Directions for this task:
Retype the records below word for word and omit any image.

Data:

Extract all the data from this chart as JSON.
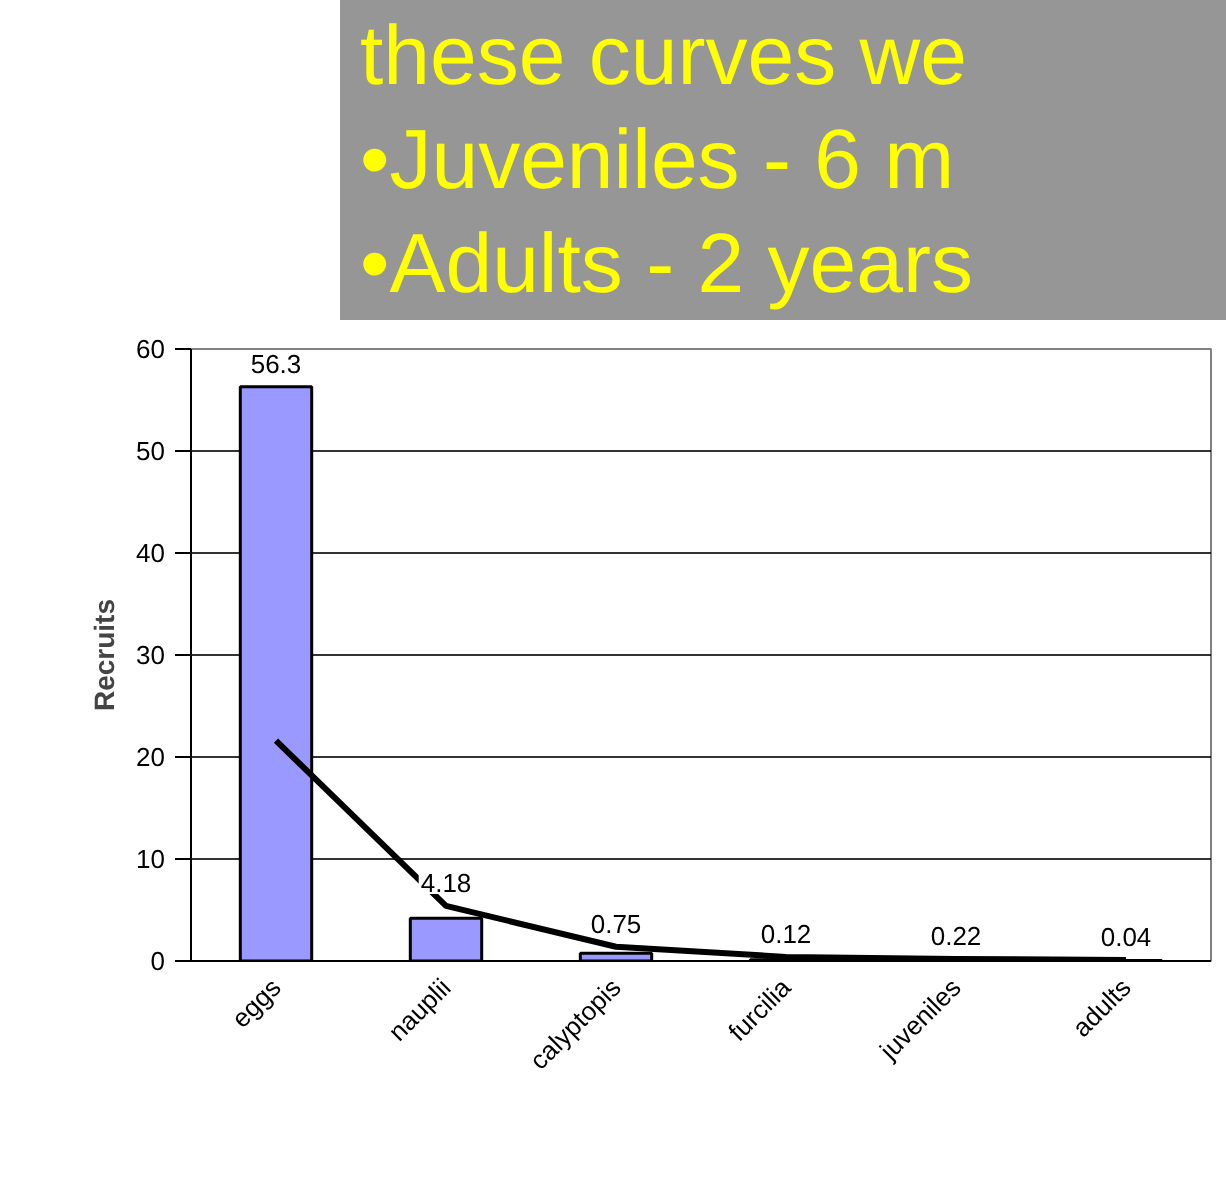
{
  "chart_data": {
    "type": "bar",
    "ylabel": "Recruits",
    "categories": [
      "eggs",
      "nauplii",
      "calyptopis",
      "furcilia",
      "juveniles",
      "adults"
    ],
    "ylim": [
      0,
      60
    ],
    "yticks": [
      0,
      10,
      20,
      30,
      40,
      50,
      60
    ],
    "grid": "y",
    "annotations": [
      "these curves we",
      "•Juveniles - 6 m",
      "•Adults - 2 years"
    ],
    "series": [
      {
        "color": "#9999ff",
        "values": [
          56.3,
          4.18,
          0.75,
          0.12,
          0.22,
          0.04
        ],
        "value_labels": [
          "56.3",
          "4.18",
          "0.75",
          "0.12",
          "0.22",
          "0.04"
        ]
      },
      {
        "type": "line",
        "color": "#000000",
        "values": [
          21.6,
          5.4,
          1.4,
          0.4,
          0.2,
          0.1
        ]
      }
    ]
  }
}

Task answer:
Extract all the data from this chart as JSON.
{
  "chart_data": {
    "type": "bar",
    "ylabel": "Recruits",
    "categories": [
      "eggs",
      "nauplii",
      "calyptopis",
      "furcilia",
      "juveniles",
      "adults"
    ],
    "ylim": [
      0,
      60
    ],
    "yticks": [
      0,
      10,
      20,
      30,
      40,
      50,
      60
    ],
    "grid": "y",
    "annotations": [
      "these curves we",
      "•Juveniles - 6 m",
      "•Adults - 2 years"
    ],
    "series": [
      {
        "color": "#9999ff",
        "values": [
          56.3,
          4.18,
          0.75,
          0.12,
          0.22,
          0.04
        ],
        "value_labels": [
          "56.3",
          "4.18",
          "0.75",
          "0.12",
          "0.22",
          "0.04"
        ]
      },
      {
        "type": "line",
        "color": "#000000",
        "values": [
          21.6,
          5.4,
          1.4,
          0.4,
          0.2,
          0.1
        ]
      }
    ]
  }
}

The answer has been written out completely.